Data records start

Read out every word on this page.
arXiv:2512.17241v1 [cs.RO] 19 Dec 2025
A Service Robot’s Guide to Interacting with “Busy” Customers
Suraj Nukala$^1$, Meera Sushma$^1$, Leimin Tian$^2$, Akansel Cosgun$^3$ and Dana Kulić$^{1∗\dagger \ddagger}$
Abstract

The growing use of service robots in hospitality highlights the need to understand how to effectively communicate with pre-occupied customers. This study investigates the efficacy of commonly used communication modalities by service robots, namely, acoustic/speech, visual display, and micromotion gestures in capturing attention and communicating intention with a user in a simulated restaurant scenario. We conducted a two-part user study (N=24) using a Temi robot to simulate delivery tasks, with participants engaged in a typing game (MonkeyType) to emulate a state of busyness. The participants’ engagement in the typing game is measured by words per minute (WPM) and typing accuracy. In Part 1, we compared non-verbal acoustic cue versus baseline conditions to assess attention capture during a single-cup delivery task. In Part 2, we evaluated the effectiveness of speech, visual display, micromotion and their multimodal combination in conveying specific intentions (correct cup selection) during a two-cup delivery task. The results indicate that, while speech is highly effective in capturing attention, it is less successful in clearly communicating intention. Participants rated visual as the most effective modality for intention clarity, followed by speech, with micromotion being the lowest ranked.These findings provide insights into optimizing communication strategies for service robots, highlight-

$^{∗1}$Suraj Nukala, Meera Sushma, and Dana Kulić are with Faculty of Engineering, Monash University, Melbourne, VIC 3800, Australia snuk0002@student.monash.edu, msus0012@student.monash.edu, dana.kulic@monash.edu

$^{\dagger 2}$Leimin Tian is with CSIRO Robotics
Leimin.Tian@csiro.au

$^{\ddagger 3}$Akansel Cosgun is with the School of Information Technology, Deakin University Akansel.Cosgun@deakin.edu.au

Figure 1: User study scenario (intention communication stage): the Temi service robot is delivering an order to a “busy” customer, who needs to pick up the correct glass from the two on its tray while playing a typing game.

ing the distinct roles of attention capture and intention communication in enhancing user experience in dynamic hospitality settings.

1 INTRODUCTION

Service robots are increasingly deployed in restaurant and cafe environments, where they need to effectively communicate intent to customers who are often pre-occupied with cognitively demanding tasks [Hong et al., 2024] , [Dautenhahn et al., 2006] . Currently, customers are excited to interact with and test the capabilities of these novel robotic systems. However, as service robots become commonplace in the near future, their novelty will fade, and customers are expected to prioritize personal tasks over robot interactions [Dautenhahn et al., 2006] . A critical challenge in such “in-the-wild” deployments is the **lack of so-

Data records end

Filter the records above for "Leimin" and copy every matching line.

**The response**.
Suraj Nukala$^1$, Meera Sushma$^1$, Leimin Tian$^2$, Akansel Cosgun$^3$ and Dana Kulić$^{1∗\dagger \ddagger}$
$^{\dagger 2}$Leimin Tian is with CSIRO Robotics
Leimin.Tian@csiro.au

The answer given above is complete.